* _Given problem_:
Will you print the material below without altering a single character?

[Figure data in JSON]
## START
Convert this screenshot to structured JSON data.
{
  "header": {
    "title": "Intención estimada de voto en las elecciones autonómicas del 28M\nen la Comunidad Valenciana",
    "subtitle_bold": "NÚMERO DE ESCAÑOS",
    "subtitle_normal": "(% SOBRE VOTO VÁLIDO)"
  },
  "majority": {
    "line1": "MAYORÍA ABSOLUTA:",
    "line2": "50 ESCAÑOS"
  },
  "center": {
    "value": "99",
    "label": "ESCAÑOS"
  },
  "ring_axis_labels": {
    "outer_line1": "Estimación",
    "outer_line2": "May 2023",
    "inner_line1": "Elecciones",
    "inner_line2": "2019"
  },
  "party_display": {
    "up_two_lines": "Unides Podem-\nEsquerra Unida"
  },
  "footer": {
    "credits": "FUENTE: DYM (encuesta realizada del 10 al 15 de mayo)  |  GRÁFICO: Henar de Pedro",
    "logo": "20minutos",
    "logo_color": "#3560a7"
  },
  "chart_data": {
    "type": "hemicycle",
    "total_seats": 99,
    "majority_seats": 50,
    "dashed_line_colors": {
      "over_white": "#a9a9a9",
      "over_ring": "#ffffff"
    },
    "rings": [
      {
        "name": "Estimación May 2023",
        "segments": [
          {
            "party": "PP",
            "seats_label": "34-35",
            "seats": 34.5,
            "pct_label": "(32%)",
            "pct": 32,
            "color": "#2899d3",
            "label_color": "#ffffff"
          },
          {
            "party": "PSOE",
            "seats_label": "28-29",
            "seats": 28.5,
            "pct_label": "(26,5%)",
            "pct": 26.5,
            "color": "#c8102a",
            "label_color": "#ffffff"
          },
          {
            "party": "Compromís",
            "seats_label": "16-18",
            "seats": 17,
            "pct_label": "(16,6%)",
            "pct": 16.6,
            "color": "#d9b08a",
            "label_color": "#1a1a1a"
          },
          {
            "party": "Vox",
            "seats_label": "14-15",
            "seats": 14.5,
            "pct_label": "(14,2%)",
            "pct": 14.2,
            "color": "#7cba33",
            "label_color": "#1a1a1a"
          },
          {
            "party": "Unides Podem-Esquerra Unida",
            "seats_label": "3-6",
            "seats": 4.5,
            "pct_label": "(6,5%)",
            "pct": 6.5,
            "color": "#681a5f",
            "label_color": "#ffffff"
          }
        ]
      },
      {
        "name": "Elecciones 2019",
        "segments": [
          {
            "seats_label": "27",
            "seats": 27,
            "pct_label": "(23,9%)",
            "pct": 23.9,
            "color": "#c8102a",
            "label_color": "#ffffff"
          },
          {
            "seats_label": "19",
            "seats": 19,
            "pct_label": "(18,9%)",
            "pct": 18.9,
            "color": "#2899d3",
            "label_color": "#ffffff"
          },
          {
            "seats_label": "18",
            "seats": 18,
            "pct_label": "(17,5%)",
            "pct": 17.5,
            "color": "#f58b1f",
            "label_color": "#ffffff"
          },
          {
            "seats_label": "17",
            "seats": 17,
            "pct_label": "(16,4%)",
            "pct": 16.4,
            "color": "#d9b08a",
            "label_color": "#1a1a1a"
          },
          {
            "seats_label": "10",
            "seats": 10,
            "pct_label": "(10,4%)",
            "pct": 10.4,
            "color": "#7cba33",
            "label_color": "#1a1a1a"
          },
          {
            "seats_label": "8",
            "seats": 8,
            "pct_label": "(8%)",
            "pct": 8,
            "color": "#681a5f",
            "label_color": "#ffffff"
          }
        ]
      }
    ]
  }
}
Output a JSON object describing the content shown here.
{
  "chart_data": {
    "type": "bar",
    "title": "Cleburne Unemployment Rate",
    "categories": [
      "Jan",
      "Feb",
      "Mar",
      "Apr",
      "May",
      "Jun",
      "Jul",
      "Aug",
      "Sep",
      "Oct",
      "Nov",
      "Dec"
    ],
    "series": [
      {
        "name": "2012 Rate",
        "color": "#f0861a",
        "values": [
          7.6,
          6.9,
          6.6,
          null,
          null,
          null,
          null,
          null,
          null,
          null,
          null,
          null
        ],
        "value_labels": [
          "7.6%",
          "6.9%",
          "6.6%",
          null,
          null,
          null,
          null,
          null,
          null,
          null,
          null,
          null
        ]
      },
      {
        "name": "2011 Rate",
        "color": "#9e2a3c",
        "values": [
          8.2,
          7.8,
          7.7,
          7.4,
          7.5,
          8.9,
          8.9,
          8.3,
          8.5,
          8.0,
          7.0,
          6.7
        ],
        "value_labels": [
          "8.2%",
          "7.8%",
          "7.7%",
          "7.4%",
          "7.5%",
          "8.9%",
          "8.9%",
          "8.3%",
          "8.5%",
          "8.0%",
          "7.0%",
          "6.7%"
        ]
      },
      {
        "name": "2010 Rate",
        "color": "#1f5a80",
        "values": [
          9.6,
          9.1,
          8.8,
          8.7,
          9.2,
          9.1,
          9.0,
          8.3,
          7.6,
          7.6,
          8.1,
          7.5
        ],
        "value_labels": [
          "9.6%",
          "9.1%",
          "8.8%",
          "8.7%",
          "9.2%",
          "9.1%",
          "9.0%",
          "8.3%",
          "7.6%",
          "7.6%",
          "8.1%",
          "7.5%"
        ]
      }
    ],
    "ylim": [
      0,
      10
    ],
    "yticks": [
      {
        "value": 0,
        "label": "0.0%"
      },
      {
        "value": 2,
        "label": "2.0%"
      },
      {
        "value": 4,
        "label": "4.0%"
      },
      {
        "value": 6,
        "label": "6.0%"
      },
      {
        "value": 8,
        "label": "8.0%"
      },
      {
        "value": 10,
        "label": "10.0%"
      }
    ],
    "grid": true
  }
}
## END
* _Solution_:
Convert this screenshot to structured JSON data.
{
  "header": {
    "title": "Intención estimada de voto en las elecciones autonómicas del 28M\nen la Comunidad Valenciana",
    "subtitle_bold": "NÚMERO DE ESCAÑOS",
    "subtitle_normal": "(% SOBRE VOTO VÁLIDO)"
  },
  "majority": {
    "line1": "MAYORÍA ABSOLUTA:",
    "line2": "50 ESCAÑOS"
  },
  "center": {
    "value": "99",
    "label": "ESCAÑOS"
  },
  "ring_axis_labels": {
    "outer_line1": "Estimación",
    "outer_line2": "May 2023",
    "inner_line1": "Elecciones",
    "inner_line2": "2019"
  },
  "party_display": {
    "up_two_lines": "Unides Podem-\nEsquerra Unida"
  },
  "footer": {
    "credits": "FUENTE: DYM (encuesta realizada del 10 al 15 de mayo)  |  GRÁFICO: Henar de Pedro",
    "logo": "20minutos",
    "logo_color": "#3560a7"
  },
  "chart_data": {
    "type": "hemicycle",
    "total_seats": 99,
    "majority_seats": 50,
    "dashed_line_colors": {
      "over_white": "#a9a9a9",
      "over_ring": "#ffffff"
    },
    "rings": [
      {
        "name": "Estimación May 2023",
        "segments": [
          {
            "party": "PP",
            "seats_label": "34-35",
            "seats": 34.5,
            "pct_label": "(32%)",
            "pct": 32,
            "color": "#2899d3",
            "label_color": "#ffffff"
          },
          {
            "party": "PSOE",
            "seats_label": "28-29",
            "seats": 28.5,
            "pct_label": "(26,5%)",
            "pct": 26.5,
            "color": "#c8102a",
            "label_color": "#ffffff"
          },
          {
            "party": "Compromís",
            "seats_label": "16-18",
            "seats": 17,
            "pct_label": "(16,6%)",
            "pct": 16.6,
            "color": "#d9b08a",
            "label_color": "#1a1a1a"
          },
          {
            "party": "Vox",
            "seats_label": "14-15",
            "seats": 14.5,
            "pct_label": "(14,2%)",
            "pct": 14.2,
            "color": "#7cba33",
            "label_color": "#1a1a1a"
          },
          {
            "party": "Unides Podem-Esquerra Unida",
            "seats_label": "3-6",
            "seats": 4.5,
            "pct_label": "(6,5%)",
            "pct": 6.5,
            "color": "#681a5f",
            "label_color": "#ffffff"
          }
        ]
      },
      {
        "name": "Elecciones 2019",
        "segments": [
          {
            "seats_label": "27",
            "seats": 27,
            "pct_label": "(23,9%)",
            "pct": 23.9,
            "color": "#c8102a",
            "label_color": "#ffffff"
          },
          {
            "seats_label": "19",
            "seats": 19,
            "pct_label": "(18,9%)",
            "pct": 18.9,
            "color": "#2899d3",
            "label_color": "#ffffff"
          },
          {
            "seats_label": "18",
            "seats": 18,
            "pct_label": "(17,5%)",
            "pct": 17.5,
            "color": "#f58b1f",
            "label_color": "#ffffff"
          },
          {
            "seats_label": "17",
            "seats": 17,
            "pct_label": "(16,4%)",
            "pct": 16.4,
            "color": "#d9b08a",
            "label_color": "#1a1a1a"
          },
          {
            "seats_label": "10",
            "seats": 10,
            "pct_label": "(10,4%)",
            "pct": 10.4,
            "color": "#7cba33",
            "label_color": "#1a1a1a"
          },
          {
            "seats_label": "8",
            "seats": 8,
            "pct_label": "(8%)",
            "pct": 8,
            "color": "#681a5f",
            "label_color": "#ffffff"
          }
        ]
      }
    ]
  }
}
Output a JSON object describing the content shown here.
{
  "chart_data": {
    "type": "bar",
    "title": "Cleburne Unemployment Rate",
    "categories": [
      "Jan",
      "Feb",
      "Mar",
      "Apr",
      "May",
      "Jun",
      "Jul",
      "Aug",
      "Sep",
      "Oct",
      "Nov",
      "Dec"
    ],
    "series": [
      {
        "name": "2012 Rate",
        "color": "#f0861a",
        "values": [
          7.6,
          6.9,
          6.6,
          null,
          null,
          null,
          null,
          null,
          null,
          null,
          null,
          null
        ],
        "value_labels": [
          "7.6%",
          "6.9%",
          "6.6%",
          null,
          null,
          null,
          null,
          null,
          null,
          null,
          null,
          null
        ]
      },
      {
        "name": "2011 Rate",
        "color": "#9e2a3c",
        "values": [
          8.2,
          7.8,
          7.7,
          7.4,
          7.5,
          8.9,
          8.9,
          8.3,
          8.5,
          8.0,
          7.0,
          6.7
        ],
        "value_labels": [
          "8.2%",
          "7.8%",
          "7.7%",
          "7.4%",
          "7.5%",
          "8.9%",
          "8.9%",
          "8.3%",
          "8.5%",
          "8.0%",
          "7.0%",
          "6.7%"
        ]
      },
      {
        "name": "2010 Rate",
        "color": "#1f5a80",
        "values": [
          9.6,
          9.1,
          8.8,
          8.7,
          9.2,
          9.1,
          9.0,
          8.3,
          7.6,
          7.6,
          8.1,
          7.5
        ],
        "value_labels": [
          "9.6%",
          "9.1%",
          "8.8%",
          "8.7%",
          "9.2%",
          "9.1%",
          "9.0%",
          "8.3%",
          "7.6%",
          "7.6%",
          "8.1%",
          "7.5%"
        ]
      }
    ],
    "ylim": [
      0,
      10
    ],
    "yticks": [
      {
        "value": 0,
        "label": "0.0%"
      },
      {
        "value": 2,
        "label": "2.0%"
      },
      {
        "value": 4,
        "label": "4.0%"
      },
      {
        "value": 6,
        "label": "6.0%"
      },
      {
        "value": 8,
        "label": "8.0%"
      },
      {
        "value": 10,
        "label": "10.0%"
      }
    ],
    "grid": true
  }
}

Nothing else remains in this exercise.